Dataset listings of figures
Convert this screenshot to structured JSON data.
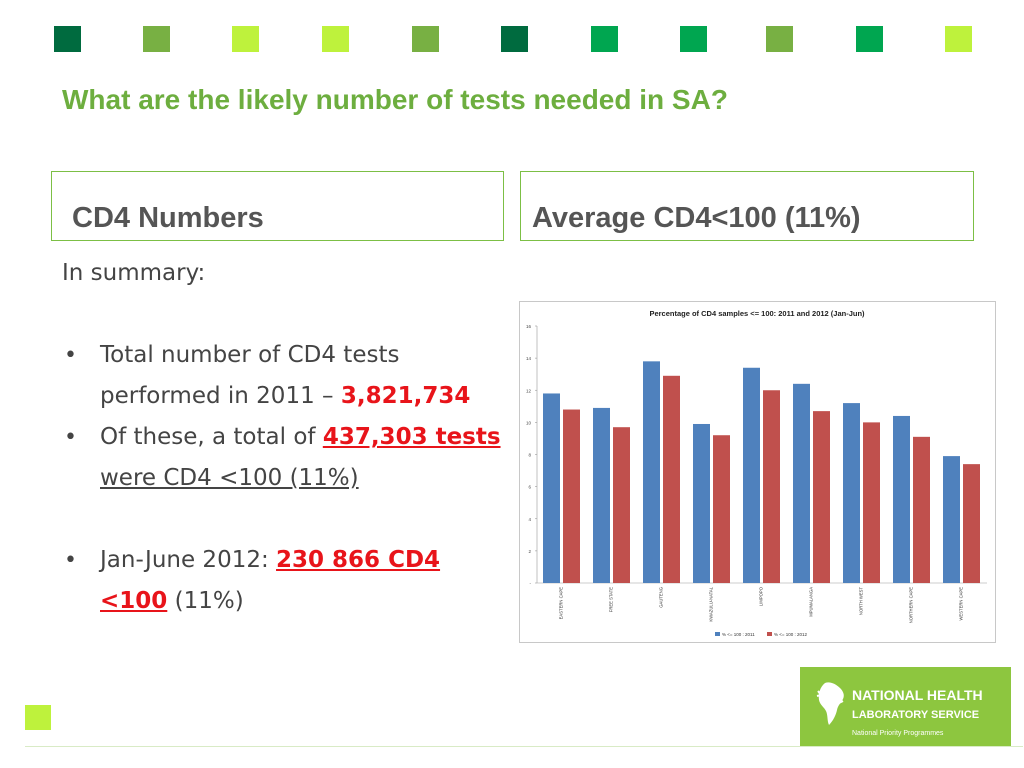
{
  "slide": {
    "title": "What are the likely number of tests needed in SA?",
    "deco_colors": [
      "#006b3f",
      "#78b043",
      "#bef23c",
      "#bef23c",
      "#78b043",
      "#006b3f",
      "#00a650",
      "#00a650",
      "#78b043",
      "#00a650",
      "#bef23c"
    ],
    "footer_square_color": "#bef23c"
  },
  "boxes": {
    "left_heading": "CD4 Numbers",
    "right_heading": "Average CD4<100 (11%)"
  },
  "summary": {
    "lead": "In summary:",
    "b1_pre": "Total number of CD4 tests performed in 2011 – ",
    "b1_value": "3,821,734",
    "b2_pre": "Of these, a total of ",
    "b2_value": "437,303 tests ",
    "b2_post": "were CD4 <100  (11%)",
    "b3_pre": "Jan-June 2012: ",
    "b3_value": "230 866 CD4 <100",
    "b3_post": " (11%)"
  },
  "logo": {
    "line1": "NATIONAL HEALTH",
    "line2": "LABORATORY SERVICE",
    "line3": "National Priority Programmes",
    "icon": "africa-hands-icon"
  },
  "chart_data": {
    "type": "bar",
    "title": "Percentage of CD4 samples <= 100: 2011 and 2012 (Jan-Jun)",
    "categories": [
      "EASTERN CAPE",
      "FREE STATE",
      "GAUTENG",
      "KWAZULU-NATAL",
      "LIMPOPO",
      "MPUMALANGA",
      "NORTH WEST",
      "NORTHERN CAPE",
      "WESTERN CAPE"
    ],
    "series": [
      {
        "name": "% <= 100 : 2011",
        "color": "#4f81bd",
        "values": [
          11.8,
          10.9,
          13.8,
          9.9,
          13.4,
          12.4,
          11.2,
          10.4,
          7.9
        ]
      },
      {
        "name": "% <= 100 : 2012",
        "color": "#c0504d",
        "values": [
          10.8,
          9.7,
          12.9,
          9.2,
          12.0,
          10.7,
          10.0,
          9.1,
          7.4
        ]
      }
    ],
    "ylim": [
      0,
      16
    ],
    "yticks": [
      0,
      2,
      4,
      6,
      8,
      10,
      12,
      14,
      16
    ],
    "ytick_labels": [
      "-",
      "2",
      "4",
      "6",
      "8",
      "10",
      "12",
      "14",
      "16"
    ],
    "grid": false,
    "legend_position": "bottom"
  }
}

* * *

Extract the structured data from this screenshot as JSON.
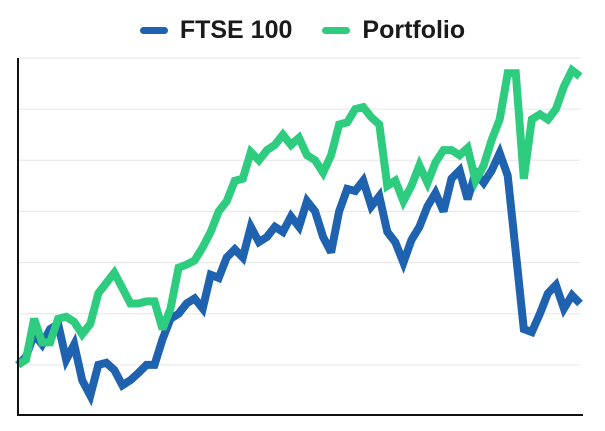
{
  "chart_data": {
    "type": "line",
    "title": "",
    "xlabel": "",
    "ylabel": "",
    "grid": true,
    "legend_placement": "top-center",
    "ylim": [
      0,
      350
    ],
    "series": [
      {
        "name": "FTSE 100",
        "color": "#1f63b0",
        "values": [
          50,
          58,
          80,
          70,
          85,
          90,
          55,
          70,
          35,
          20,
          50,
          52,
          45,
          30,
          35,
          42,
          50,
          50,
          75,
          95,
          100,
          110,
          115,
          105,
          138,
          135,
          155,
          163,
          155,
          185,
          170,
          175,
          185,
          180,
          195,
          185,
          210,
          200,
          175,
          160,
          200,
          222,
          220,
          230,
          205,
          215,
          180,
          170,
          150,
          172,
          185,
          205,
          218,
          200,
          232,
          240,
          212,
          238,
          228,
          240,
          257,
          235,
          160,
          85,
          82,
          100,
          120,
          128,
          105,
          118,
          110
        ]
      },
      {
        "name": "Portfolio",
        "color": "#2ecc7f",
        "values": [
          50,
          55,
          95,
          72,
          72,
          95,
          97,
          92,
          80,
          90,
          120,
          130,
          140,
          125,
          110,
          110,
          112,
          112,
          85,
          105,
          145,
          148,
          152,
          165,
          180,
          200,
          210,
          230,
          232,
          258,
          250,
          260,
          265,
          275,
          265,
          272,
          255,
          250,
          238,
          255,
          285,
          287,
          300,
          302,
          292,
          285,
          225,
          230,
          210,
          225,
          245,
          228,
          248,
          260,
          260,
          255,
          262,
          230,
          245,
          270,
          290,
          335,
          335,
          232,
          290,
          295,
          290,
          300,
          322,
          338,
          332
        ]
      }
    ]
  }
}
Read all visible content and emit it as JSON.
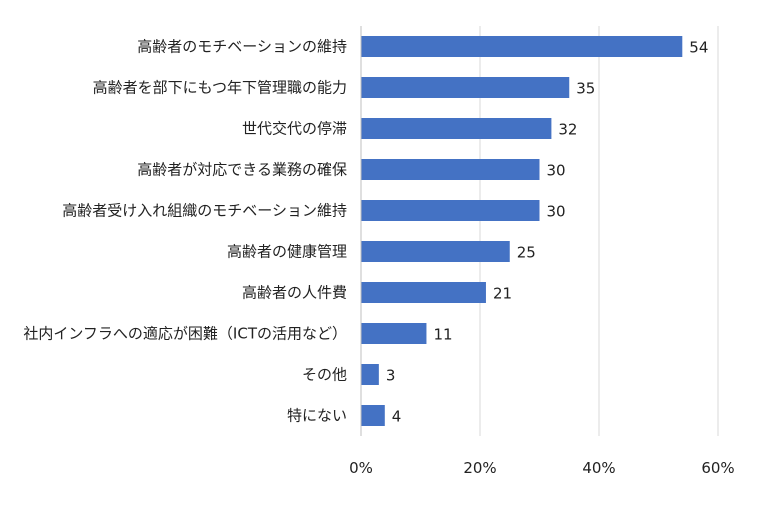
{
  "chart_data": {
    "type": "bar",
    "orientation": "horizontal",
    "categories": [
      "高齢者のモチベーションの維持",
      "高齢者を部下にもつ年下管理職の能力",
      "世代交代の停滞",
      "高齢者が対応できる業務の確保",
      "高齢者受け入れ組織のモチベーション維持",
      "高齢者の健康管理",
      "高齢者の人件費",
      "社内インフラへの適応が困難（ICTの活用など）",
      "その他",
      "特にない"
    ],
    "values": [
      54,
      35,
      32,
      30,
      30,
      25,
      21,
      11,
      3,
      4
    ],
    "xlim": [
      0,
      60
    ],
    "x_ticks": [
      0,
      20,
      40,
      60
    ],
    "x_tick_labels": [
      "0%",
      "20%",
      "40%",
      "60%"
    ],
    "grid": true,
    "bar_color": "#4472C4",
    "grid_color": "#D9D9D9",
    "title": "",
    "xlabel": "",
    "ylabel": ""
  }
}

Direction
Check each line of the records for the word "structured" and extract those that contain it.

Reply to the exercise
Convert this screenshot to structured JSON data.
Extract the structured data from this screenshot as JSON.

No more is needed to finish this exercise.